What is required: What follows are records. Restate all of them word for word.

--- Start of Supplied entries ---

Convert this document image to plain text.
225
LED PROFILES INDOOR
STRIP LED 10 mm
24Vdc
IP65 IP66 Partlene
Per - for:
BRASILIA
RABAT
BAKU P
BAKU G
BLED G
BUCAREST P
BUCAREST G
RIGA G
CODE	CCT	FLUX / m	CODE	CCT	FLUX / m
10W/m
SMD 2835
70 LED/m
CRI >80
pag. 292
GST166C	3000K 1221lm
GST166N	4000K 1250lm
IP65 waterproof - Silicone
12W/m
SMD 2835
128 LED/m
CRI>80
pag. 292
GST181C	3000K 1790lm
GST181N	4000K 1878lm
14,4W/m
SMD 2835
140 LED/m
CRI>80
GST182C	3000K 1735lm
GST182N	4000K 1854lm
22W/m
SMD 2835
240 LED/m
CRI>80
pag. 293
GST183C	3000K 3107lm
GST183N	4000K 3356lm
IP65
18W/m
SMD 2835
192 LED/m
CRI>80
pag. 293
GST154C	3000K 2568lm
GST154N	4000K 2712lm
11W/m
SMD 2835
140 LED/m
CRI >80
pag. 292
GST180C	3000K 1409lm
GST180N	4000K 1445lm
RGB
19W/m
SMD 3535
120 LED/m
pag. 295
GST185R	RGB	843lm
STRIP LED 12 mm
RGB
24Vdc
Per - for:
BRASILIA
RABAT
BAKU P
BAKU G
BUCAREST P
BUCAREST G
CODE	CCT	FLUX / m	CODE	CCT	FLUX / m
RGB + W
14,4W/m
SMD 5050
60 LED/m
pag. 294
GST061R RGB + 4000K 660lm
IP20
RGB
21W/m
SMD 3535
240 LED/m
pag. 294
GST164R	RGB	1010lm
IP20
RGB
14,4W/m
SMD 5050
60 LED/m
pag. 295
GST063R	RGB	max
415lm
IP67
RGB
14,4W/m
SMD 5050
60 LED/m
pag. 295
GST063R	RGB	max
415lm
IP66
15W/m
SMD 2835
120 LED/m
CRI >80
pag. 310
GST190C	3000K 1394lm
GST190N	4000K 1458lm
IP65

--- End of Supplied entries ---

Complete response:
Convert this document image to plain text.
225
LED PROFILES INDOOR
STRIP LED 10 mm
24Vdc
IP65 IP66 Partlene
Per - for:
BRASILIA
RABAT
BAKU P
BAKU G
BLED G
BUCAREST P
BUCAREST G
RIGA G
CODE	CCT	FLUX / m	CODE	CCT	FLUX / m
10W/m
SMD 2835
70 LED/m
CRI >80
pag. 292
GST166C	3000K 1221lm
GST166N	4000K 1250lm
IP65 waterproof - Silicone
12W/m
SMD 2835
128 LED/m
CRI>80
pag. 292
GST181C	3000K 1790lm
GST181N	4000K 1878lm
14,4W/m
SMD 2835
140 LED/m
CRI>80
GST182C	3000K 1735lm
GST182N	4000K 1854lm
22W/m
SMD 2835
240 LED/m
CRI>80
pag. 293
GST183C	3000K 3107lm
GST183N	4000K 3356lm
IP65
18W/m
SMD 2835
192 LED/m
CRI>80
pag. 293
GST154C	3000K 2568lm
GST154N	4000K 2712lm
11W/m
SMD 2835
140 LED/m
CRI >80
pag. 292
GST180C	3000K 1409lm
GST180N	4000K 1445lm
RGB
19W/m
SMD 3535
120 LED/m
pag. 295
GST185R	RGB	843lm
STRIP LED 12 mm
RGB
24Vdc
Per - for:
BRASILIA
RABAT
BAKU P
BAKU G
BUCAREST P
BUCAREST G
CODE	CCT	FLUX / m	CODE	CCT	FLUX / m
RGB + W
14,4W/m
SMD 5050
60 LED/m
pag. 294
GST061R RGB + 4000K 660lm
IP20
RGB
21W/m
SMD 3535
240 LED/m
pag. 294
GST164R	RGB	1010lm
IP20
RGB
14,4W/m
SMD 5050
60 LED/m
pag. 295
GST063R	RGB	max
415lm
IP67
RGB
14,4W/m
SMD 5050
60 LED/m
pag. 295
GST063R	RGB	max
415lm
IP66
15W/m
SMD 2835
120 LED/m
CRI >80
pag. 310
GST190C	3000K 1394lm
GST190N	4000K 1458lm
IP65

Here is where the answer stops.